───── Extracted data

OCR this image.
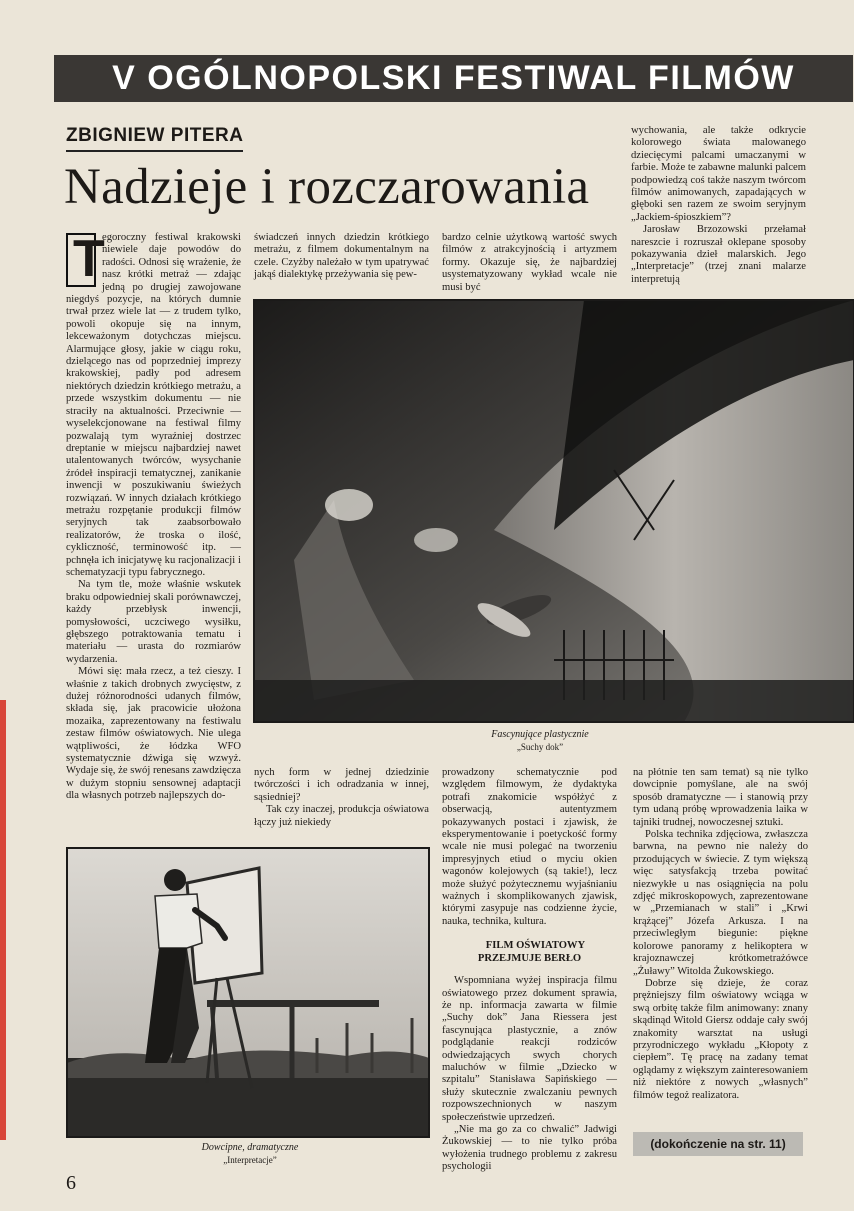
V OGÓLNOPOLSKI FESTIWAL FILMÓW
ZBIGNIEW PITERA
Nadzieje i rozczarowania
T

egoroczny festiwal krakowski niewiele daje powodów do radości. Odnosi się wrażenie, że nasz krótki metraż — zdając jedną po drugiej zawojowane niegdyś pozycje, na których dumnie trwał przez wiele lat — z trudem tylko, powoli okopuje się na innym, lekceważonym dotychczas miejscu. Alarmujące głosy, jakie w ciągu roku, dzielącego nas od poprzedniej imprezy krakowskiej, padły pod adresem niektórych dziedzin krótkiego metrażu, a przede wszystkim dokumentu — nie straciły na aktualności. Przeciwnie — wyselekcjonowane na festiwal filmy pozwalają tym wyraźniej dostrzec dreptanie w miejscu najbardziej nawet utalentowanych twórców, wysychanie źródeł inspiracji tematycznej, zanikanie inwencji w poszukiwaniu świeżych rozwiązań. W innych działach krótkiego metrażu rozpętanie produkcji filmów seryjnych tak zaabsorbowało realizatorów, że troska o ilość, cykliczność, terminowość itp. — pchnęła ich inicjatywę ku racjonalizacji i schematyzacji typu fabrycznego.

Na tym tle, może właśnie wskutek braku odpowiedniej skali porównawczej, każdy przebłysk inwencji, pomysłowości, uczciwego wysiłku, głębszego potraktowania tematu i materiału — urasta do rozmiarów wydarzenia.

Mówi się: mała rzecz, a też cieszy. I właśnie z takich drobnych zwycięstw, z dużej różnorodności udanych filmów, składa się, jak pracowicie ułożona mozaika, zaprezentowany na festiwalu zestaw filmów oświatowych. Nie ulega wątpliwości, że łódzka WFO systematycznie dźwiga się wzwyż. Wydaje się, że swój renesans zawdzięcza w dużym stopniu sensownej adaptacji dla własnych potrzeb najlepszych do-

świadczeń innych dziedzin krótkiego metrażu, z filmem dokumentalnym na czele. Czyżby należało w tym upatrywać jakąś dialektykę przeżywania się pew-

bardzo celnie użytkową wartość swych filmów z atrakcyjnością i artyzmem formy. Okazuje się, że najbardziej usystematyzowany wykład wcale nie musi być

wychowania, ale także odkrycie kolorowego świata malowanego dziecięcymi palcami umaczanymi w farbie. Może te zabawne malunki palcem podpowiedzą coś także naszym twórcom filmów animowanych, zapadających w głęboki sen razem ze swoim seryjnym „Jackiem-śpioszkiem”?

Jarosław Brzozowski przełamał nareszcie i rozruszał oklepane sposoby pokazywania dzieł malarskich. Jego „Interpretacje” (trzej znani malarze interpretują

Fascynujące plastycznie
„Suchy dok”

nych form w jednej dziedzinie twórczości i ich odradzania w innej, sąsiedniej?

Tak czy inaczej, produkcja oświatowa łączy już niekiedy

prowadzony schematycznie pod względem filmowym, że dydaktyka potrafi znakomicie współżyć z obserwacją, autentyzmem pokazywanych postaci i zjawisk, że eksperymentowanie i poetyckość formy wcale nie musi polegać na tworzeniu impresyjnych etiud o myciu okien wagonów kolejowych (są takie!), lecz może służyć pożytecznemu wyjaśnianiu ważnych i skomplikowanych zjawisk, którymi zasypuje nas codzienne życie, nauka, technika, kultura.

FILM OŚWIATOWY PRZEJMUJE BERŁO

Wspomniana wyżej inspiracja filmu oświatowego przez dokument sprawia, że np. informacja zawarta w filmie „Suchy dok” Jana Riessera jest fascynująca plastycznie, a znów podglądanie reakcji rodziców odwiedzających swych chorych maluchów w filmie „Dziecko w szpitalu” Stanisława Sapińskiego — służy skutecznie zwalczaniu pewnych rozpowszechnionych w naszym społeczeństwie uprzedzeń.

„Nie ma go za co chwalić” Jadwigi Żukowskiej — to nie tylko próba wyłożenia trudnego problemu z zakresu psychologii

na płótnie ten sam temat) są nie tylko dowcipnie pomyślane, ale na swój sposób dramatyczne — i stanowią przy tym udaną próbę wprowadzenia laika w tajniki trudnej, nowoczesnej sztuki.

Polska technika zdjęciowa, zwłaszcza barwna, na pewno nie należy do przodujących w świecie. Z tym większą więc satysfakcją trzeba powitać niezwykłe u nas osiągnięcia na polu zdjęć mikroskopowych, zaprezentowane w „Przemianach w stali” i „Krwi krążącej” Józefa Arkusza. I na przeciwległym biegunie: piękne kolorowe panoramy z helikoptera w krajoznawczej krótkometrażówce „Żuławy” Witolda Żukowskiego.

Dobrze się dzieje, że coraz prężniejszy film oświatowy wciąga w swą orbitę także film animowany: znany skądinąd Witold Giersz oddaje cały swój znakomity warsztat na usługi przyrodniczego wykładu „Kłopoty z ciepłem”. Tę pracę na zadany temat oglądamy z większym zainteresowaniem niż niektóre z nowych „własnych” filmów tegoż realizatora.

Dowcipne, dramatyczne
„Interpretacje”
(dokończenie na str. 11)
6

──────────

Written exercise -
Restate the whole of the material word for word without the pictures.

Answer below -
OCR this image.
V OGÓLNOPOLSKI FESTIWAL FILMÓW
ZBIGNIEW PITERA
Nadzieje i rozczarowania
T

egoroczny festiwal krakowski niewiele daje powodów do radości. Odnosi się wrażenie, że nasz krótki metraż — zdając jedną po drugiej zawojowane niegdyś pozycje, na których dumnie trwał przez wiele lat — z trudem tylko, powoli okopuje się na innym, lekceważonym dotychczas miejscu. Alarmujące głosy, jakie w ciągu roku, dzielącego nas od poprzedniej imprezy krakowskiej, padły pod adresem niektórych dziedzin krótkiego metrażu, a przede wszystkim dokumentu — nie straciły na aktualności. Przeciwnie — wyselekcjonowane na festiwal filmy pozwalają tym wyraźniej dostrzec dreptanie w miejscu najbardziej nawet utalentowanych twórców, wysychanie źródeł inspiracji tematycznej, zanikanie inwencji w poszukiwaniu świeżych rozwiązań. W innych działach krótkiego metrażu rozpętanie produkcji filmów seryjnych tak zaabsorbowało realizatorów, że troska o ilość, cykliczność, terminowość itp. — pchnęła ich inicjatywę ku racjonalizacji i schematyzacji typu fabrycznego.

Na tym tle, może właśnie wskutek braku odpowiedniej skali porównawczej, każdy przebłysk inwencji, pomysłowości, uczciwego wysiłku, głębszego potraktowania tematu i materiału — urasta do rozmiarów wydarzenia.

Mówi się: mała rzecz, a też cieszy. I właśnie z takich drobnych zwycięstw, z dużej różnorodności udanych filmów, składa się, jak pracowicie ułożona mozaika, zaprezentowany na festiwalu zestaw filmów oświatowych. Nie ulega wątpliwości, że łódzka WFO systematycznie dźwiga się wzwyż. Wydaje się, że swój renesans zawdzięcza w dużym stopniu sensownej adaptacji dla własnych potrzeb najlepszych do-

świadczeń innych dziedzin krótkiego metrażu, z filmem dokumentalnym na czele. Czyżby należało w tym upatrywać jakąś dialektykę przeżywania się pew-

bardzo celnie użytkową wartość swych filmów z atrakcyjnością i artyzmem formy. Okazuje się, że najbardziej usystematyzowany wykład wcale nie musi być

wychowania, ale także odkrycie kolorowego świata malowanego dziecięcymi palcami umaczanymi w farbie. Może te zabawne malunki palcem podpowiedzą coś także naszym twórcom filmów animowanych, zapadających w głęboki sen razem ze swoim seryjnym „Jackiem-śpioszkiem”?

Jarosław Brzozowski przełamał nareszcie i rozruszał oklepane sposoby pokazywania dzieł malarskich. Jego „Interpretacje” (trzej znani malarze interpretują

Fascynujące plastycznie
„Suchy dok”

nych form w jednej dziedzinie twórczości i ich odradzania w innej, sąsiedniej?

Tak czy inaczej, produkcja oświatowa łączy już niekiedy

prowadzony schematycznie pod względem filmowym, że dydaktyka potrafi znakomicie współżyć z obserwacją, autentyzmem pokazywanych postaci i zjawisk, że eksperymentowanie i poetyckość formy wcale nie musi polegać na tworzeniu impresyjnych etiud o myciu okien wagonów kolejowych (są takie!), lecz może służyć pożytecznemu wyjaśnianiu ważnych i skomplikowanych zjawisk, którymi zasypuje nas codzienne życie, nauka, technika, kultura.

FILM OŚWIATOWY PRZEJMUJE BERŁO

Wspomniana wyżej inspiracja filmu oświatowego przez dokument sprawia, że np. informacja zawarta w filmie „Suchy dok” Jana Riessera jest fascynująca plastycznie, a znów podglądanie reakcji rodziców odwiedzających swych chorych maluchów w filmie „Dziecko w szpitalu” Stanisława Sapińskiego — służy skutecznie zwalczaniu pewnych rozpowszechnionych w naszym społeczeństwie uprzedzeń.

„Nie ma go za co chwalić” Jadwigi Żukowskiej — to nie tylko próba wyłożenia trudnego problemu z zakresu psychologii

na płótnie ten sam temat) są nie tylko dowcipnie pomyślane, ale na swój sposób dramatyczne — i stanowią przy tym udaną próbę wprowadzenia laika w tajniki trudnej, nowoczesnej sztuki.

Polska technika zdjęciowa, zwłaszcza barwna, na pewno nie należy do przodujących w świecie. Z tym większą więc satysfakcją trzeba powitać niezwykłe u nas osiągnięcia na polu zdjęć mikroskopowych, zaprezentowane w „Przemianach w stali” i „Krwi krążącej” Józefa Arkusza. I na przeciwległym biegunie: piękne kolorowe panoramy z helikoptera w krajoznawczej krótkometrażówce „Żuławy” Witolda Żukowskiego.

Dobrze się dzieje, że coraz prężniejszy film oświatowy wciąga w swą orbitę także film animowany: znany skądinąd Witold Giersz oddaje cały swój znakomity warsztat na usługi przyrodniczego wykładu „Kłopoty z ciepłem”. Tę pracę na zadany temat oglądamy z większym zainteresowaniem niż niektóre z nowych „własnych” filmów tegoż realizatora.

Dowcipne, dramatyczne
„Interpretacje”
(dokończenie na str. 11)
6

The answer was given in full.